>> Start Records for this exercise
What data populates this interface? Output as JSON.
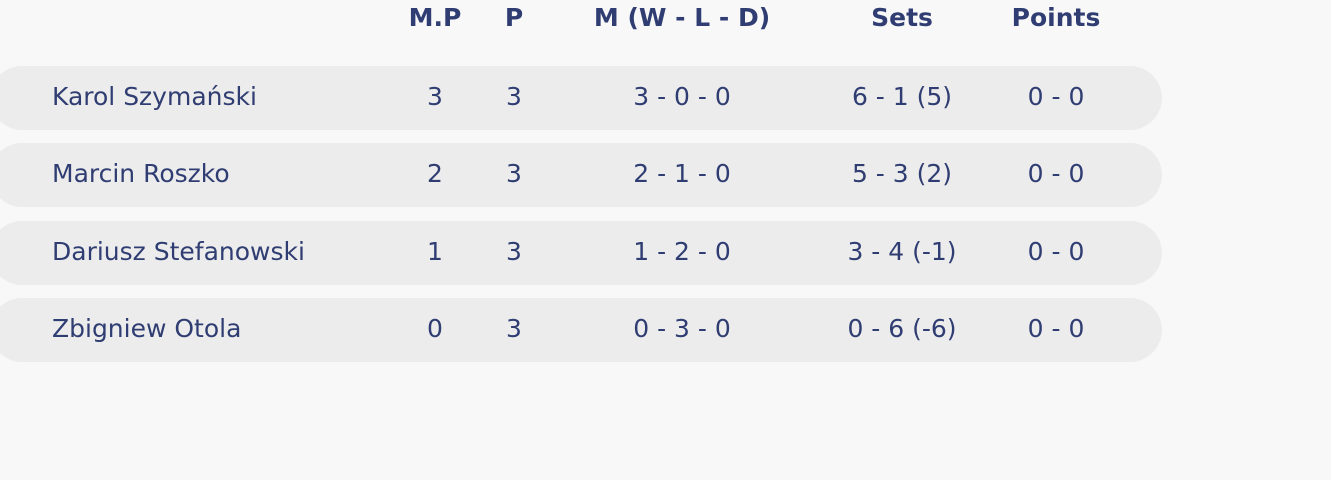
{
  "header": {
    "mp": "M.P",
    "p": "P",
    "m": "M (W - L - D)",
    "sets": "Sets",
    "points": "Points"
  },
  "rows": [
    {
      "name": "Karol Szymański",
      "mp": "3",
      "p": "3",
      "m": "3 - 0 - 0",
      "sets": "6 - 1 (5)",
      "points": "0 - 0"
    },
    {
      "name": "Marcin Roszko",
      "mp": "2",
      "p": "3",
      "m": "2 - 1 - 0",
      "sets": "5 - 3 (2)",
      "points": "0 - 0"
    },
    {
      "name": "Dariusz Stefanowski",
      "mp": "1",
      "p": "3",
      "m": "1 - 2 - 0",
      "sets": "3 - 4 (-1)",
      "points": "0 - 0"
    },
    {
      "name": "Zbigniew Otola",
      "mp": "0",
      "p": "3",
      "m": "0 - 3 - 0",
      "sets": "0 - 6 (-6)",
      "points": "0 - 0"
    }
  ]
}
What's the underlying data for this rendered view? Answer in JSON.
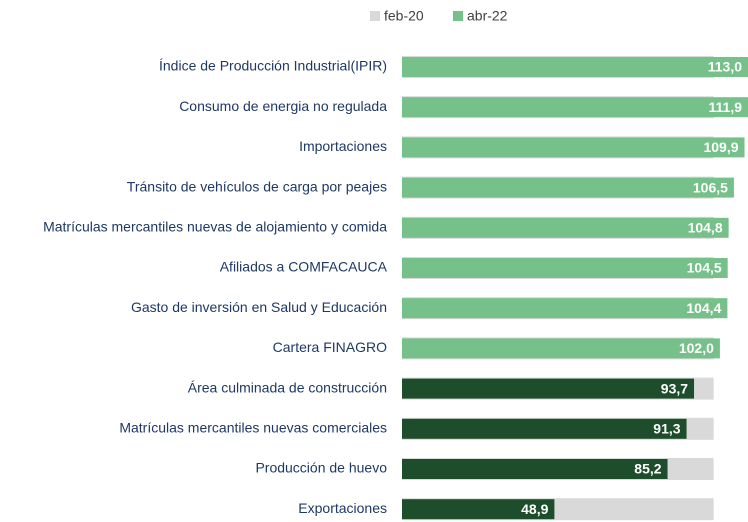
>> End Records for this exercise
**Written instruction**
The records above are to be restated exactly, without their pictures.

**Reply**
What data populates this interface? Output as JSON.
{
  "header": {
    "mp": "M.P",
    "p": "P",
    "m": "M (W - L - D)",
    "sets": "Sets",
    "points": "Points"
  },
  "rows": [
    {
      "name": "Karol Szymański",
      "mp": "3",
      "p": "3",
      "m": "3 - 0 - 0",
      "sets": "6 - 1 (5)",
      "points": "0 - 0"
    },
    {
      "name": "Marcin Roszko",
      "mp": "2",
      "p": "3",
      "m": "2 - 1 - 0",
      "sets": "5 - 3 (2)",
      "points": "0 - 0"
    },
    {
      "name": "Dariusz Stefanowski",
      "mp": "1",
      "p": "3",
      "m": "1 - 2 - 0",
      "sets": "3 - 4 (-1)",
      "points": "0 - 0"
    },
    {
      "name": "Zbigniew Otola",
      "mp": "0",
      "p": "3",
      "m": "0 - 3 - 0",
      "sets": "0 - 6 (-6)",
      "points": "0 - 0"
    }
  ]
}
What's the underlying data for this rendered view? Answer in JSON.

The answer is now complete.